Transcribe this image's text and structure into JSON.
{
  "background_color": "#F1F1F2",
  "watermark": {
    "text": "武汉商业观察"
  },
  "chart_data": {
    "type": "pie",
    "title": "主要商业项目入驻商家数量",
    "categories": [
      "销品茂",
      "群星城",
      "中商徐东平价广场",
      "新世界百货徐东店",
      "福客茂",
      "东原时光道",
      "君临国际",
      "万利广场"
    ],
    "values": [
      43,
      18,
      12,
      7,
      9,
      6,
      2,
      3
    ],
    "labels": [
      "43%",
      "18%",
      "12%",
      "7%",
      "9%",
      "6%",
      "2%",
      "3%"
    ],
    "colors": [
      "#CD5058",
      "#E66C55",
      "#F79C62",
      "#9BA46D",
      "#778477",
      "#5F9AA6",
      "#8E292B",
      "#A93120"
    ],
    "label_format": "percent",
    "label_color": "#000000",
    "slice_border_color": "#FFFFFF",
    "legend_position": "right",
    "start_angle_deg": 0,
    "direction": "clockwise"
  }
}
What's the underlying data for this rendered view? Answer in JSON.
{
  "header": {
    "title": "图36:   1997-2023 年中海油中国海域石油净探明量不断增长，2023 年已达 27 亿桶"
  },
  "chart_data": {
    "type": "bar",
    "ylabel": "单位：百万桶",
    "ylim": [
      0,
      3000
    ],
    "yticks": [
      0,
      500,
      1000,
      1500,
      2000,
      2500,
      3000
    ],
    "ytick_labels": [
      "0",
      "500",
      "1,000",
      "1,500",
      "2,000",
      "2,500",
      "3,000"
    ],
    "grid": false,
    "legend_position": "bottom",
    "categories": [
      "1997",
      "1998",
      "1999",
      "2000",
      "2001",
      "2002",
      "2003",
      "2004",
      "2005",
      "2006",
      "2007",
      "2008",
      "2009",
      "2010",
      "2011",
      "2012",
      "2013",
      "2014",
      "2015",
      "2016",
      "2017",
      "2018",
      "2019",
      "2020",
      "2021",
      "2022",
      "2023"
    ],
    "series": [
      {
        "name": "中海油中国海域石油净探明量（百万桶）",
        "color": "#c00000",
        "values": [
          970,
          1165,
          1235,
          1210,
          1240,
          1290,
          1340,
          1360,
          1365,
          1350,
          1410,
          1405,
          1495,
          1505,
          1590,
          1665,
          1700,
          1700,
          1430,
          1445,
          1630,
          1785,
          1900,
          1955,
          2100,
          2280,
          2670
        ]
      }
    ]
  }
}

# Instructions for the task:
Repeat exactly, and only, the lines from the line containing "What's the underlying" through the last line of the records above, both included.

# Expected output:
What's the underlying data for this rendered view? Answer in JSON.
{
  "header": {
    "title": "图36:   1997-2023 年中海油中国海域石油净探明量不断增长，2023 年已达 27 亿桶"
  },
  "chart_data": {
    "type": "bar",
    "ylabel": "单位：百万桶",
    "ylim": [
      0,
      3000
    ],
    "yticks": [
      0,
      500,
      1000,
      1500,
      2000,
      2500,
      3000
    ],
    "ytick_labels": [
      "0",
      "500",
      "1,000",
      "1,500",
      "2,000",
      "2,500",
      "3,000"
    ],
    "grid": false,
    "legend_position": "bottom",
    "categories": [
      "1997",
      "1998",
      "1999",
      "2000",
      "2001",
      "2002",
      "2003",
      "2004",
      "2005",
      "2006",
      "2007",
      "2008",
      "2009",
      "2010",
      "2011",
      "2012",
      "2013",
      "2014",
      "2015",
      "2016",
      "2017",
      "2018",
      "2019",
      "2020",
      "2021",
      "2022",
      "2023"
    ],
    "series": [
      {
        "name": "中海油中国海域石油净探明量（百万桶）",
        "color": "#c00000",
        "values": [
          970,
          1165,
          1235,
          1210,
          1240,
          1290,
          1340,
          1360,
          1365,
          1350,
          1410,
          1405,
          1495,
          1505,
          1590,
          1665,
          1700,
          1700,
          1430,
          1445,
          1630,
          1785,
          1900,
          1955,
          2100,
          2280,
          2670
        ]
      }
    ]
  }
}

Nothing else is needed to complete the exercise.